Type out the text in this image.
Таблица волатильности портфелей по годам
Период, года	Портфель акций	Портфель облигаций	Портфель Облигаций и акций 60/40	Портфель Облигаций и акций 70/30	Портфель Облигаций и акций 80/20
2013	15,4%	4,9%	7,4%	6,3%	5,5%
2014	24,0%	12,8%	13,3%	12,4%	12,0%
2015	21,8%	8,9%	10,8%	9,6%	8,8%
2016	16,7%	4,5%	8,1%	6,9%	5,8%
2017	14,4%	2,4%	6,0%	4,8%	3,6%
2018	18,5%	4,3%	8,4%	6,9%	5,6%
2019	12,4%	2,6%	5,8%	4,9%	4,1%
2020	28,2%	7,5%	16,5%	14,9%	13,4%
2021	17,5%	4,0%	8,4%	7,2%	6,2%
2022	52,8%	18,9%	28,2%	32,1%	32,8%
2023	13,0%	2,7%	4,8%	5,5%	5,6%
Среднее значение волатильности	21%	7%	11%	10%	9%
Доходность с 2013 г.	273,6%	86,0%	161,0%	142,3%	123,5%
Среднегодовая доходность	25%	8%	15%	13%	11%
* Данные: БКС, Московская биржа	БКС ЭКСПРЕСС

- [Short problem]
Copy out all lines from the material above that contain the string "волатильности".

- [Complete response]
Таблица волатильности портфелей по годам
Среднее значение волатильности	21%	7%	11%	10%	9%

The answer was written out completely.